Using the data below, copy each line that includes the word "JSON".

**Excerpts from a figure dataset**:
++++++
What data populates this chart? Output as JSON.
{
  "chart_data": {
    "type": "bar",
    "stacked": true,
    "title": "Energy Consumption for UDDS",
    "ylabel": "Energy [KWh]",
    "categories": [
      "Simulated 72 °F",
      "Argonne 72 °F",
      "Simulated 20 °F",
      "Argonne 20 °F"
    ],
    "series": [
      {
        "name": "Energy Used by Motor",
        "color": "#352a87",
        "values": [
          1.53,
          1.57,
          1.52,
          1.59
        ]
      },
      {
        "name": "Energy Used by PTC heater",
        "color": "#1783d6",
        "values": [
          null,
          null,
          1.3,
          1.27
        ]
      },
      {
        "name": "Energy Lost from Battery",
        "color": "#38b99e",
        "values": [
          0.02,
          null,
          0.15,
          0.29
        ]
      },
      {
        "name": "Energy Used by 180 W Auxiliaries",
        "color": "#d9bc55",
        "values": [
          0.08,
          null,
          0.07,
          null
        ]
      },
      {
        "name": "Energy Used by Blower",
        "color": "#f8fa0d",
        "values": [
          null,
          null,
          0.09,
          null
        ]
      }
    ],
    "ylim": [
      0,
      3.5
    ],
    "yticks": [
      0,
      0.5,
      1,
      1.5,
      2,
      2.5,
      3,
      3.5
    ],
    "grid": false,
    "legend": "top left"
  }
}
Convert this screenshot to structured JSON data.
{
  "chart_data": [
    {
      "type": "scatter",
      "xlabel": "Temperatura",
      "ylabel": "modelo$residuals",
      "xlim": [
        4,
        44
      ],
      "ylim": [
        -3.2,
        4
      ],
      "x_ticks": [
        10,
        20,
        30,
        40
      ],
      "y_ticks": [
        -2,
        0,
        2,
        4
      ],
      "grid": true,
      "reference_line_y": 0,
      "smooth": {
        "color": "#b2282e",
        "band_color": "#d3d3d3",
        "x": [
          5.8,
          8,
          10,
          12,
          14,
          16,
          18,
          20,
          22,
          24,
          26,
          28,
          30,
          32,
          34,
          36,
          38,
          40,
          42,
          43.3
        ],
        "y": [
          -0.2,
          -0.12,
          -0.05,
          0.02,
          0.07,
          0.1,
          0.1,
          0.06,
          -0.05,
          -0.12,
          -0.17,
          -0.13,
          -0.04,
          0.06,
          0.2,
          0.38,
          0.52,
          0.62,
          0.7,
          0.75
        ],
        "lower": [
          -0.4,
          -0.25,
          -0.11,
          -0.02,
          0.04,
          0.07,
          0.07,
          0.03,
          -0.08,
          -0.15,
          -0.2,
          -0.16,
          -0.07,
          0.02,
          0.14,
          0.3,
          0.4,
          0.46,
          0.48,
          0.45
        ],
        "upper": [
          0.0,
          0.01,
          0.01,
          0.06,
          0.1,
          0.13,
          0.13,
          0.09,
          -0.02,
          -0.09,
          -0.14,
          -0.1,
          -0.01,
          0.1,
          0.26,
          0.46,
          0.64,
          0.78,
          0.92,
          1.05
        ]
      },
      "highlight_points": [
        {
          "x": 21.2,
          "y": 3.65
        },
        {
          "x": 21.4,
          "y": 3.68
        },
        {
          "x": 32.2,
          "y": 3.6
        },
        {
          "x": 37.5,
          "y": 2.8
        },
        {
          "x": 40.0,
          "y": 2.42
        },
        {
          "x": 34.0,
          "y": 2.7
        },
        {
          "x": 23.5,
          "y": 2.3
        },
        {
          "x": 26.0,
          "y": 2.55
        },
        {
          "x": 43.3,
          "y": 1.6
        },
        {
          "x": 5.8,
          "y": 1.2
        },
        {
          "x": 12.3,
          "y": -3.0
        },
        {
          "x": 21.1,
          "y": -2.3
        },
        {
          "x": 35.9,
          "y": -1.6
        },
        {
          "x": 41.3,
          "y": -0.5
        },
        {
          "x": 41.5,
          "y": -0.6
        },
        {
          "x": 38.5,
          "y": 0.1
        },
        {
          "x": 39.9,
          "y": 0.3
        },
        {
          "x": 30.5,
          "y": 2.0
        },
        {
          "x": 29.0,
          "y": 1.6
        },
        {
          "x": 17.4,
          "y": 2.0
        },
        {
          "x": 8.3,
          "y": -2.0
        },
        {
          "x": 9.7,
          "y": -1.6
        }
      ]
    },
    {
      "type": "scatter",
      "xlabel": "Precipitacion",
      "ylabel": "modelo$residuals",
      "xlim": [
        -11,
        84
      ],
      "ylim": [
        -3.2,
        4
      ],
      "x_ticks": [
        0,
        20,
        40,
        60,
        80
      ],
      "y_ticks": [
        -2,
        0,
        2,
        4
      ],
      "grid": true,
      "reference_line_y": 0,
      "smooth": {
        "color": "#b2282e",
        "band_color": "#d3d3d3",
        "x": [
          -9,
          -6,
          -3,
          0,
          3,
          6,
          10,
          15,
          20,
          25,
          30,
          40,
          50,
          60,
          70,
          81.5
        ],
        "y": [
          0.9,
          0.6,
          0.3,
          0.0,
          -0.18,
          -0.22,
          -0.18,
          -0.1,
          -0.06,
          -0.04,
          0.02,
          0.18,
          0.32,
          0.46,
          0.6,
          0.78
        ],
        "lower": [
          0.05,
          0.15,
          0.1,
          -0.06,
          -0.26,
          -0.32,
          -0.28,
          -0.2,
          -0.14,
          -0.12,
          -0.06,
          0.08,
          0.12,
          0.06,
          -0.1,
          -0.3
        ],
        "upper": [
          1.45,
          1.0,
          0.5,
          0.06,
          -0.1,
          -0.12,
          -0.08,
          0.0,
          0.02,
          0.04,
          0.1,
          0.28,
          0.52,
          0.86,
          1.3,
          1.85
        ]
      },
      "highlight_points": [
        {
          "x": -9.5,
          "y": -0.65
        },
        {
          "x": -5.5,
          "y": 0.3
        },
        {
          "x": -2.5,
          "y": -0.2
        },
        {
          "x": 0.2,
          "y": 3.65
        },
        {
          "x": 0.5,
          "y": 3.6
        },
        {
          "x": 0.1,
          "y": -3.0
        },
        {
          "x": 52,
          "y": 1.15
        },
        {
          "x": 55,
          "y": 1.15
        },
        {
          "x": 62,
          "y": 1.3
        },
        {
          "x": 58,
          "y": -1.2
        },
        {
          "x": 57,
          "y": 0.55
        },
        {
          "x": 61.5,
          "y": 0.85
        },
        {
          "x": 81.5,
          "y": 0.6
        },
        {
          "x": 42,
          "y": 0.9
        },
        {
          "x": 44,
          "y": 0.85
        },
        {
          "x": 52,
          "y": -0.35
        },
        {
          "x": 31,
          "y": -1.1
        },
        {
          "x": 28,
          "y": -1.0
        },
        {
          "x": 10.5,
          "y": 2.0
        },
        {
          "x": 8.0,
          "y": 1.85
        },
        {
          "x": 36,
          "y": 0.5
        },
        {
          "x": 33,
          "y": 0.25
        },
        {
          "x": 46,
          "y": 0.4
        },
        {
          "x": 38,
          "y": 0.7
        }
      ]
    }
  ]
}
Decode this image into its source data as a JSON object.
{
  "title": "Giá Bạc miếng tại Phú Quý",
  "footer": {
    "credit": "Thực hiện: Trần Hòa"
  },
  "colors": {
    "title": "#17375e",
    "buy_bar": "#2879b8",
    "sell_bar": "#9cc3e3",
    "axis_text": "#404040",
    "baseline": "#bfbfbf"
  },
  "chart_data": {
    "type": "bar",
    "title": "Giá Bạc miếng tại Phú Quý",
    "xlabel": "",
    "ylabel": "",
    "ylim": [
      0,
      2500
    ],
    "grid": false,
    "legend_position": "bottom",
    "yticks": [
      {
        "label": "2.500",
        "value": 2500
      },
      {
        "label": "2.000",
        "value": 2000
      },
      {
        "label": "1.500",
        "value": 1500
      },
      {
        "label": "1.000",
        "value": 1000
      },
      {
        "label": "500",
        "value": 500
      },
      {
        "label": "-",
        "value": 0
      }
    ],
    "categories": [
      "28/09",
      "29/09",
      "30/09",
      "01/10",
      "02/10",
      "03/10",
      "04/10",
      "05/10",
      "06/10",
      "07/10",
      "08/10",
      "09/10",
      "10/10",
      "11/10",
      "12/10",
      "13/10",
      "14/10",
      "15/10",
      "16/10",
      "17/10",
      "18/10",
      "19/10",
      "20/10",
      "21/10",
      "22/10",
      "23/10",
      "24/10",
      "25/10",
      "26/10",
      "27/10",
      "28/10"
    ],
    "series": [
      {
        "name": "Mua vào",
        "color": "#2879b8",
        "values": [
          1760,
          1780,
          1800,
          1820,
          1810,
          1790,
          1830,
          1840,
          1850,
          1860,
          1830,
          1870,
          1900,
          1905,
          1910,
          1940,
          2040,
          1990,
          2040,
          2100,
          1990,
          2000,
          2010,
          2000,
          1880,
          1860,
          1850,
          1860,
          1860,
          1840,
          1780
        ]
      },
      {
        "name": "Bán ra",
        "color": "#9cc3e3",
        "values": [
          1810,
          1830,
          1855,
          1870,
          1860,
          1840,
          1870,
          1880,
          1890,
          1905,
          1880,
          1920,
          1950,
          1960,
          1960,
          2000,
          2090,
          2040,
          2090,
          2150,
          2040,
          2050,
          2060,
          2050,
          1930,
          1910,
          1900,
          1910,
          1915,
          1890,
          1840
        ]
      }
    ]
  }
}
++++++
**Task output**:
What data populates this chart? Output as JSON.
Convert this screenshot to structured JSON data.
Decode this image into its source data as a JSON object.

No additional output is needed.